Exercise requirements
Quote the data that opens with the line containing "Annotate this image: element" and closes with the line containing "configure-intro: And you're", both included, leaving out the pictures.

Data excerpts
------------------------------------------------

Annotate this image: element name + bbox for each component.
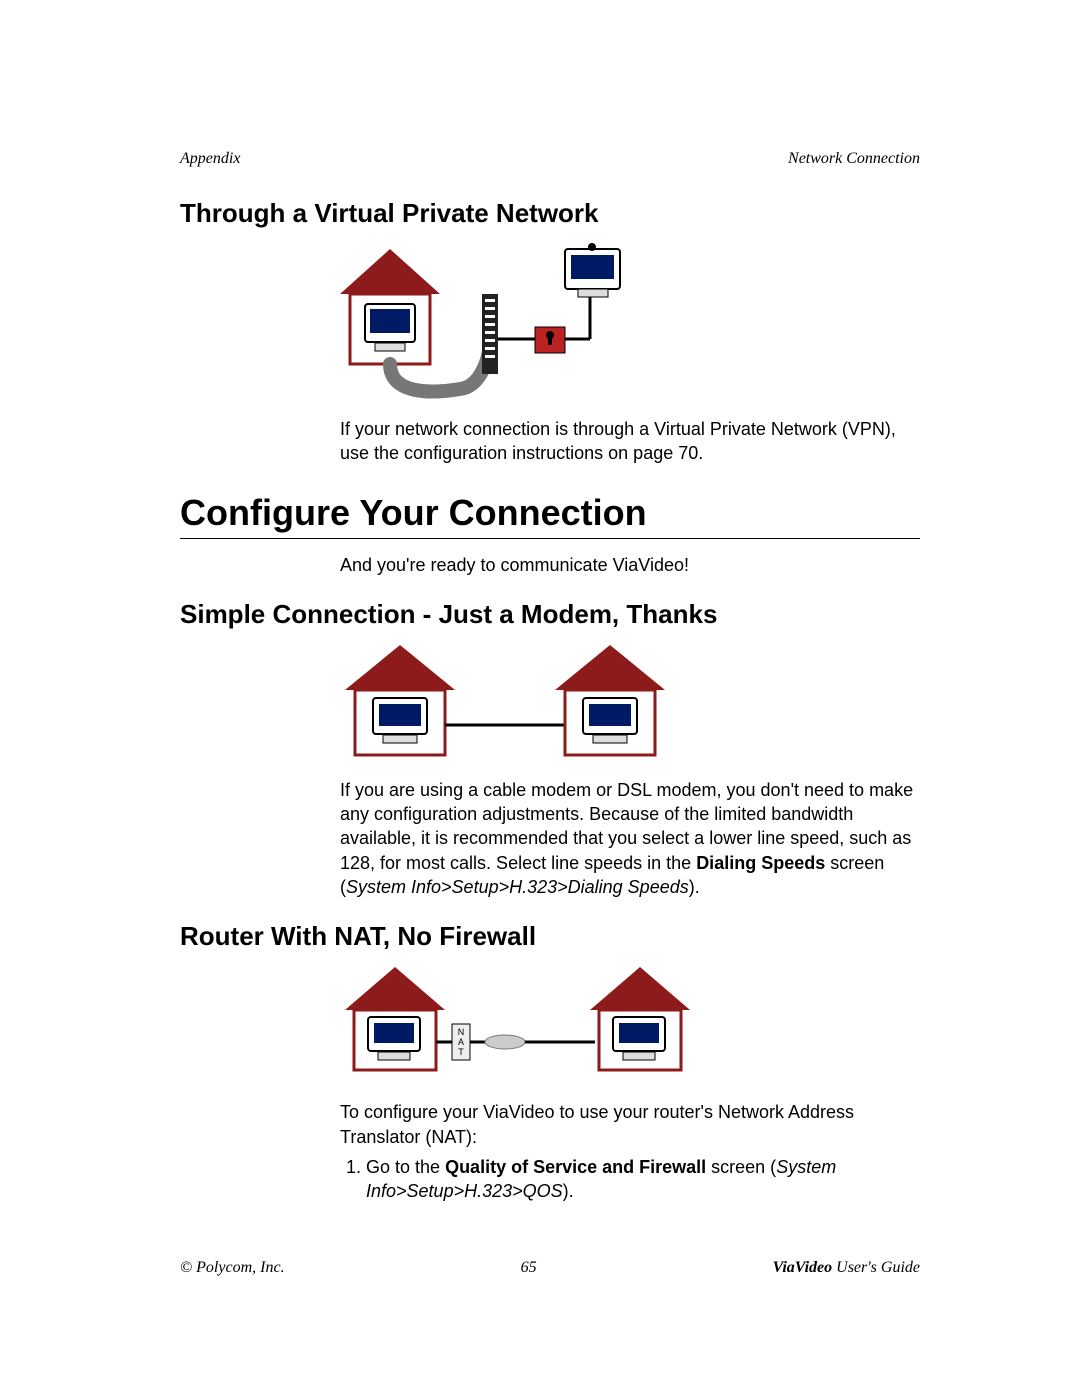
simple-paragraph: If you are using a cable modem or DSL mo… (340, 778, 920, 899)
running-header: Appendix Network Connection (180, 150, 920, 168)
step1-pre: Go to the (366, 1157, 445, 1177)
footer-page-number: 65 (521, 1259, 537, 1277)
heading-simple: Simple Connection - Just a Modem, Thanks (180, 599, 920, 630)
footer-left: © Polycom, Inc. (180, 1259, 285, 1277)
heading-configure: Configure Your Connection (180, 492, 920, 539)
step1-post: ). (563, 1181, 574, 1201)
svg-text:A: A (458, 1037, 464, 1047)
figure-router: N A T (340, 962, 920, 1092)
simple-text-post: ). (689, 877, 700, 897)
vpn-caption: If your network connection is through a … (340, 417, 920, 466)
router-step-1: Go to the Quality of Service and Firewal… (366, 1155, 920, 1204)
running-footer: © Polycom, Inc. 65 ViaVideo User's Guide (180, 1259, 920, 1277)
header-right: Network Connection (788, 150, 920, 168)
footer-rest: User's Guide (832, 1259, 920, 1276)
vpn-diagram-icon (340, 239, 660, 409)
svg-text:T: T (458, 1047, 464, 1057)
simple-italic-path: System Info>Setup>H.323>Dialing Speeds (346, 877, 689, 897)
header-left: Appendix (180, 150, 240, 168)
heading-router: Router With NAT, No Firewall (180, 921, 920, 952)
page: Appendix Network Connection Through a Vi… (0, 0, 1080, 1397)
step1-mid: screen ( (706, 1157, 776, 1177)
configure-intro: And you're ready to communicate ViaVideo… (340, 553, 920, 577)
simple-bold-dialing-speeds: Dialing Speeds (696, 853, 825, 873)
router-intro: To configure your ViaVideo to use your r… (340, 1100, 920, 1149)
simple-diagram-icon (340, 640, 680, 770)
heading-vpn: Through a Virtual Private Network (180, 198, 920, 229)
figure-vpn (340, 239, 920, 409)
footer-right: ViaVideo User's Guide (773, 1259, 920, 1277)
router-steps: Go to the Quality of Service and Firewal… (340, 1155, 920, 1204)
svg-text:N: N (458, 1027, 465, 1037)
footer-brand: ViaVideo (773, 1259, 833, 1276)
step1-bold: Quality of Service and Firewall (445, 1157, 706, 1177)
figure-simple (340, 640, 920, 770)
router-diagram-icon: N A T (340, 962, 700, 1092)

------------------------------------------------

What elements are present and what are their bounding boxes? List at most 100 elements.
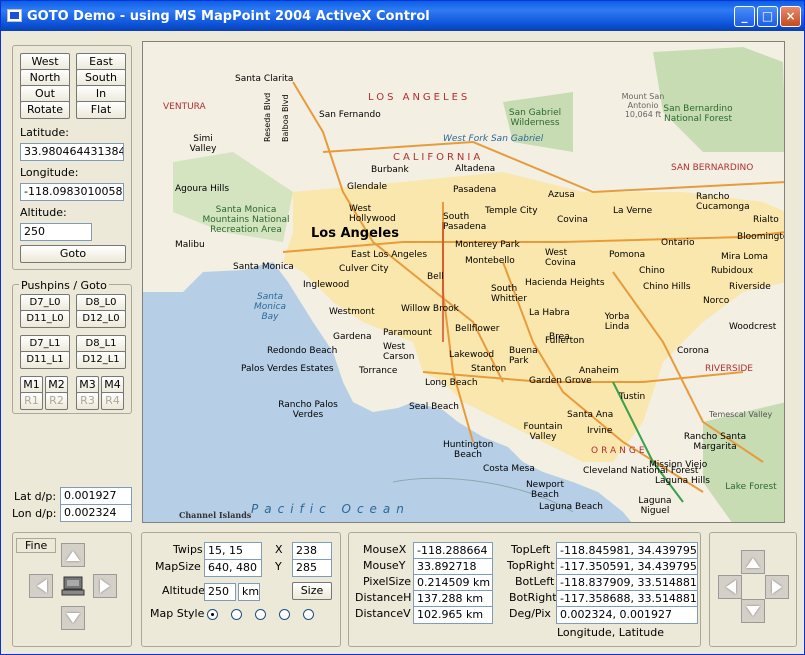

------------------------------------------------

Written reply
Annotate this image: element name + bbox for each component.
simple-paragraph: If you are using a cable modem or DSL mo… (340, 778, 920, 899)
running-header: Appendix Network Connection (180, 150, 920, 168)
step1-pre: Go to the (366, 1157, 445, 1177)
footer-page-number: 65 (521, 1259, 537, 1277)
heading-simple: Simple Connection - Just a Modem, Thanks (180, 599, 920, 630)
footer-left: © Polycom, Inc. (180, 1259, 285, 1277)
heading-configure: Configure Your Connection (180, 492, 920, 539)
step1-post: ). (563, 1181, 574, 1201)
svg-text:A: A (458, 1037, 464, 1047)
figure-router: N A T (340, 962, 920, 1092)
simple-text-post: ). (689, 877, 700, 897)
vpn-caption: If your network connection is through a … (340, 417, 920, 466)
router-step-1: Go to the Quality of Service and Firewal… (366, 1155, 920, 1204)
running-footer: © Polycom, Inc. 65 ViaVideo User's Guide (180, 1259, 920, 1277)
header-right: Network Connection (788, 150, 920, 168)
footer-rest: User's Guide (832, 1259, 920, 1276)
vpn-diagram-icon (340, 239, 660, 409)
svg-text:T: T (458, 1047, 464, 1057)
simple-italic-path: System Info>Setup>H.323>Dialing Speeds (346, 877, 689, 897)
header-left: Appendix (180, 150, 240, 168)
heading-router: Router With NAT, No Firewall (180, 921, 920, 952)
page: Appendix Network Connection Through a Vi… (0, 0, 1080, 1397)
step1-mid: screen ( (706, 1157, 776, 1177)
configure-intro: And you're ready to communicate ViaVideo… (340, 553, 920, 577)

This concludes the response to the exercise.